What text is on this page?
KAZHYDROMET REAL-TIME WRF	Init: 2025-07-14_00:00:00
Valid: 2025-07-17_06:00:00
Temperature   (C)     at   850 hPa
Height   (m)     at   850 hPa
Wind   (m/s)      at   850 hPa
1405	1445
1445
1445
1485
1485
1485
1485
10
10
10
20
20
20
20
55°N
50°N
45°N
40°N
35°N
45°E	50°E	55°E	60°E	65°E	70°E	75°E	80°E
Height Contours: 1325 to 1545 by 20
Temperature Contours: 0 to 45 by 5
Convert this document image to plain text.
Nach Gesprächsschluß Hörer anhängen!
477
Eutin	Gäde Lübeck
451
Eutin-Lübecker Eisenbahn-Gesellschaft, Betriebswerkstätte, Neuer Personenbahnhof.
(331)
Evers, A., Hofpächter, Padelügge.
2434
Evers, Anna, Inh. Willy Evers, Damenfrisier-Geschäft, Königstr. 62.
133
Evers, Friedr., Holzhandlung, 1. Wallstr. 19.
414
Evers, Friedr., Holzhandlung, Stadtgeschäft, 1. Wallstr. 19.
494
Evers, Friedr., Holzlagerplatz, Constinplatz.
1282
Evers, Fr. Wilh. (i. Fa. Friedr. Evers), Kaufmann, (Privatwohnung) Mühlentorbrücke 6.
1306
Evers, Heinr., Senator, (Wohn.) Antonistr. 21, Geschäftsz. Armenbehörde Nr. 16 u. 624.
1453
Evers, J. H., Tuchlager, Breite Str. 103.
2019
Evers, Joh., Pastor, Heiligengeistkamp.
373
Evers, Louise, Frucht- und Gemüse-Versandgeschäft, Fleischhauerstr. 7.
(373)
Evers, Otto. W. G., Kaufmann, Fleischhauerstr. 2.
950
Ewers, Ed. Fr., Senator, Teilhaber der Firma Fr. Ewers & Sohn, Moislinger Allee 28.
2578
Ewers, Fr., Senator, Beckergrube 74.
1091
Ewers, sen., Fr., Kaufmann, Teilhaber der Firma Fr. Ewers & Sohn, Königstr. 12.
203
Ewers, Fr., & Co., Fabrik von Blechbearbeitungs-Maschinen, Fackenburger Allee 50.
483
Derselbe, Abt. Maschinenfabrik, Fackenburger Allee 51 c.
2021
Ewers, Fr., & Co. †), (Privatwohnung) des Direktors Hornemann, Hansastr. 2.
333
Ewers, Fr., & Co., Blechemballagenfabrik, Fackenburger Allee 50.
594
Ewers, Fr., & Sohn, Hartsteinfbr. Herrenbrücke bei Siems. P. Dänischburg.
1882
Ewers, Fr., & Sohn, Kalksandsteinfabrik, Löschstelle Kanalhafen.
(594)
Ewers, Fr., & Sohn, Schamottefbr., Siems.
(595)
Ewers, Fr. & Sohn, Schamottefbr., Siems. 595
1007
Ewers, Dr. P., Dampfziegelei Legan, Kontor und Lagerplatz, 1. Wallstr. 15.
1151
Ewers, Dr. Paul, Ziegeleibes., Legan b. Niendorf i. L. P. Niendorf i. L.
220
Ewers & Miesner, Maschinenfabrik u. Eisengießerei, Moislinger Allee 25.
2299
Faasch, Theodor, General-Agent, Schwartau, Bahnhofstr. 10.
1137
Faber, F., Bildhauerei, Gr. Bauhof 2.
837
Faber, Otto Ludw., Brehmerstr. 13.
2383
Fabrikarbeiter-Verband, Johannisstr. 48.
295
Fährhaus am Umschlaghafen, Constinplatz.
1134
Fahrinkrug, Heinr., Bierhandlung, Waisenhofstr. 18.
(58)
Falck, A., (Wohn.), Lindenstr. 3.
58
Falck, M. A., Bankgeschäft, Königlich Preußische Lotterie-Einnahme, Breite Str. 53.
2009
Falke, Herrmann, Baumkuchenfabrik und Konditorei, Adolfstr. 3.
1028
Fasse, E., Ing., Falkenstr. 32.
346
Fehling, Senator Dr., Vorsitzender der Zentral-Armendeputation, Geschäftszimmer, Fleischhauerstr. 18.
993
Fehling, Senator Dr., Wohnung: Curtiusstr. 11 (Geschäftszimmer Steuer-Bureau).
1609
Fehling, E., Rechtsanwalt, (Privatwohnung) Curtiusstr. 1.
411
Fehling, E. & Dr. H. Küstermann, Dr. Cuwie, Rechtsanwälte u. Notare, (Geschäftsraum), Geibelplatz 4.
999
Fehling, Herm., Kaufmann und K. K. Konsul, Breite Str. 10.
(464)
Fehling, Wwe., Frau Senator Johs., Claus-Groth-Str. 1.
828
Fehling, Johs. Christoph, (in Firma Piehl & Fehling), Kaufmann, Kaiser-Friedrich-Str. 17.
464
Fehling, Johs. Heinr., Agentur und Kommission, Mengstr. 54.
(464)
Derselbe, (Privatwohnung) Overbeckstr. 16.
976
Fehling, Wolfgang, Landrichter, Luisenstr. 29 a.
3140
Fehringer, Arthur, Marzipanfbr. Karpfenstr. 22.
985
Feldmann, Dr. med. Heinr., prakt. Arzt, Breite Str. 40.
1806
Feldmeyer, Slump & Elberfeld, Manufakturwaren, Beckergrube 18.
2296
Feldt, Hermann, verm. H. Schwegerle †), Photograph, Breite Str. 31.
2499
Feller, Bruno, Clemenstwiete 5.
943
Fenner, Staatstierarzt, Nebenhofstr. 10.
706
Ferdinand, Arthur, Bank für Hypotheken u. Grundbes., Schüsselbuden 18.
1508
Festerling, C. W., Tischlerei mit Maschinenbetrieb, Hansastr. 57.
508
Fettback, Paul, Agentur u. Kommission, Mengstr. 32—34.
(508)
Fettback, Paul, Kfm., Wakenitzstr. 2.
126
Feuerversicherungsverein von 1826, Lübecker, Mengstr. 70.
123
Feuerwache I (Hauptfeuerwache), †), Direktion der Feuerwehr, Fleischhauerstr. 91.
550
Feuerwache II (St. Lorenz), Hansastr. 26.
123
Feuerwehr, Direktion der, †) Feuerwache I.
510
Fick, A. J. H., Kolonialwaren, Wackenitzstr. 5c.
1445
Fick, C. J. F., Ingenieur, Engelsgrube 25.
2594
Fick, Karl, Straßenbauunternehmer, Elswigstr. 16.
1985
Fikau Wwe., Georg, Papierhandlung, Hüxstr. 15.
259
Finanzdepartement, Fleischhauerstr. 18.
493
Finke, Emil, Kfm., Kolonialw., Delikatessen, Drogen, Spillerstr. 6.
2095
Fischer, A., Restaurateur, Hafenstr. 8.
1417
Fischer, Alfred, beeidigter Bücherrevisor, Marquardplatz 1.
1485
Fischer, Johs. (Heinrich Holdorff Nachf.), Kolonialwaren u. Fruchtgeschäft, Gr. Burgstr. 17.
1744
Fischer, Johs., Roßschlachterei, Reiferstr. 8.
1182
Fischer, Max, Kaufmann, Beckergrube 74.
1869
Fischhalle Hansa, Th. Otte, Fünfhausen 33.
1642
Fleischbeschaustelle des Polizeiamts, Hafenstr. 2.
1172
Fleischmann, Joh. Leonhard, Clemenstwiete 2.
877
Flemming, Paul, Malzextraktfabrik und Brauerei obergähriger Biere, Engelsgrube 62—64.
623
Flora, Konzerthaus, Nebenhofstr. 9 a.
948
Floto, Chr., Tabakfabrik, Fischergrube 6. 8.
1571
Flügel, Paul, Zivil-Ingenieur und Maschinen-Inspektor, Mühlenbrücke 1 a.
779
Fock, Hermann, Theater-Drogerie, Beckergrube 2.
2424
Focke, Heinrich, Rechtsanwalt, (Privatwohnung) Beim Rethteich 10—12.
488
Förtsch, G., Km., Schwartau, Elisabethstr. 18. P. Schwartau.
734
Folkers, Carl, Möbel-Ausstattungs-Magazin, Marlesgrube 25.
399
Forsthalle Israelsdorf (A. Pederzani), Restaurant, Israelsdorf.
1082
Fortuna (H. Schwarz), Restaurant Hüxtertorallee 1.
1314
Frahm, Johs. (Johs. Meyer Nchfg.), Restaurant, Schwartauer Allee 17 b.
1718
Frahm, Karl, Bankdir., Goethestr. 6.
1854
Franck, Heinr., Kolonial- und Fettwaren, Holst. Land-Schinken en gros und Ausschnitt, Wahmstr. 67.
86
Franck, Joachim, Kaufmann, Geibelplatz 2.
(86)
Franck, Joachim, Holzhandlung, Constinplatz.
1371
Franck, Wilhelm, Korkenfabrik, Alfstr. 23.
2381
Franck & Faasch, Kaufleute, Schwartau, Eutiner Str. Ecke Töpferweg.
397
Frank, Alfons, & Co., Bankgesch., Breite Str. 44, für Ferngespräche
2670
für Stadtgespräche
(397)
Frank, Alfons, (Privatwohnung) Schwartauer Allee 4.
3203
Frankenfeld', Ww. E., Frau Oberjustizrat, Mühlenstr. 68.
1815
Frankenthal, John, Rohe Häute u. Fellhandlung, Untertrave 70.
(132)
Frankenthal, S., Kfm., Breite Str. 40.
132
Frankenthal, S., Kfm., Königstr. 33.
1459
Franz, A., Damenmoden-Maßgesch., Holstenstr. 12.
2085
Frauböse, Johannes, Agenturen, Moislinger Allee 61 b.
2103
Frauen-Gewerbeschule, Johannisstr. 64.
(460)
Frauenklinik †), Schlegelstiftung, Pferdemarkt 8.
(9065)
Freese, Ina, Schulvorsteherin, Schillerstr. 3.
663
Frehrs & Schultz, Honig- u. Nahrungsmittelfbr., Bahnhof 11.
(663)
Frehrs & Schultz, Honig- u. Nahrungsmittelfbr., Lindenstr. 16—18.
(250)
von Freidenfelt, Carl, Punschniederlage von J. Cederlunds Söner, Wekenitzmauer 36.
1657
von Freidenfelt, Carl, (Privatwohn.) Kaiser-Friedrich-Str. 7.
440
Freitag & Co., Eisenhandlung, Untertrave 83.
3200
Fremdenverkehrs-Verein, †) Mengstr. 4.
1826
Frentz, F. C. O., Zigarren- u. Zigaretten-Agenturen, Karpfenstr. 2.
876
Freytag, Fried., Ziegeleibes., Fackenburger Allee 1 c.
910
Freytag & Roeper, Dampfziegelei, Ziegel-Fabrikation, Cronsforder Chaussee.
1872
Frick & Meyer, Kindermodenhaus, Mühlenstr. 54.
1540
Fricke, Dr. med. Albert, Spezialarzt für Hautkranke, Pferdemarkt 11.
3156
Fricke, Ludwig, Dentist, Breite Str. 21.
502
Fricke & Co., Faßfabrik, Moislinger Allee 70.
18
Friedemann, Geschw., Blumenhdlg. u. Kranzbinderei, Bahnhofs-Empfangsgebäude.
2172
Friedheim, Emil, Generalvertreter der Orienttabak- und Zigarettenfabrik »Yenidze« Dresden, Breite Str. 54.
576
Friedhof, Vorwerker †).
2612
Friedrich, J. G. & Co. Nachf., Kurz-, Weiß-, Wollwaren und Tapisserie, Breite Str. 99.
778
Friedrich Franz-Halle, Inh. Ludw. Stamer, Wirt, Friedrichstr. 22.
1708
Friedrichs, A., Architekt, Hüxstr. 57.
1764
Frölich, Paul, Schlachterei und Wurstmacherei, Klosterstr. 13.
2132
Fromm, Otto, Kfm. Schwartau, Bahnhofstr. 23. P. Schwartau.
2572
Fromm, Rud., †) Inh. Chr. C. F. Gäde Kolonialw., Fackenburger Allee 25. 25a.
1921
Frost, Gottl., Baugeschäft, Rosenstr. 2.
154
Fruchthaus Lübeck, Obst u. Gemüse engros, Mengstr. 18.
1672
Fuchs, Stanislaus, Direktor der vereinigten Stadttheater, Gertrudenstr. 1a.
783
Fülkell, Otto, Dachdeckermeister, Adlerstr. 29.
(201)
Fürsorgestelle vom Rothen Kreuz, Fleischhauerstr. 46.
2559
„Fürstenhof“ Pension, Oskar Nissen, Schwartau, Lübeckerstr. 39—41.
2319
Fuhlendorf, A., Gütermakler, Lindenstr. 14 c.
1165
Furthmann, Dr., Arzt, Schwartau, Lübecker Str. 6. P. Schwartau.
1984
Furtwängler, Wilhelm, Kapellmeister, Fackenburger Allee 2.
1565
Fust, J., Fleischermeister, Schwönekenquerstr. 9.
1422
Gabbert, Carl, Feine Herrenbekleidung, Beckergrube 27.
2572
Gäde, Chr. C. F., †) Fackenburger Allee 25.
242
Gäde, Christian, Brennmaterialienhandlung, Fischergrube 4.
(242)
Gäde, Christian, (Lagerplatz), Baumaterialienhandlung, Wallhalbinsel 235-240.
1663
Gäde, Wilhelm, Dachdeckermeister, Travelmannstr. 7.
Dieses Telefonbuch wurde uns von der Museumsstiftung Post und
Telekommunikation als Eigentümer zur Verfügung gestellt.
+++
Requirements
Find each line holding "Faasch". Copy it out.

Written solution
Faasch, Theodor, General-Agent, Schwartau, Bahnhofstr. 10.
Franck & Faasch, Kaufleute, Schwartau, Eutiner Str. Ecke Töpferweg.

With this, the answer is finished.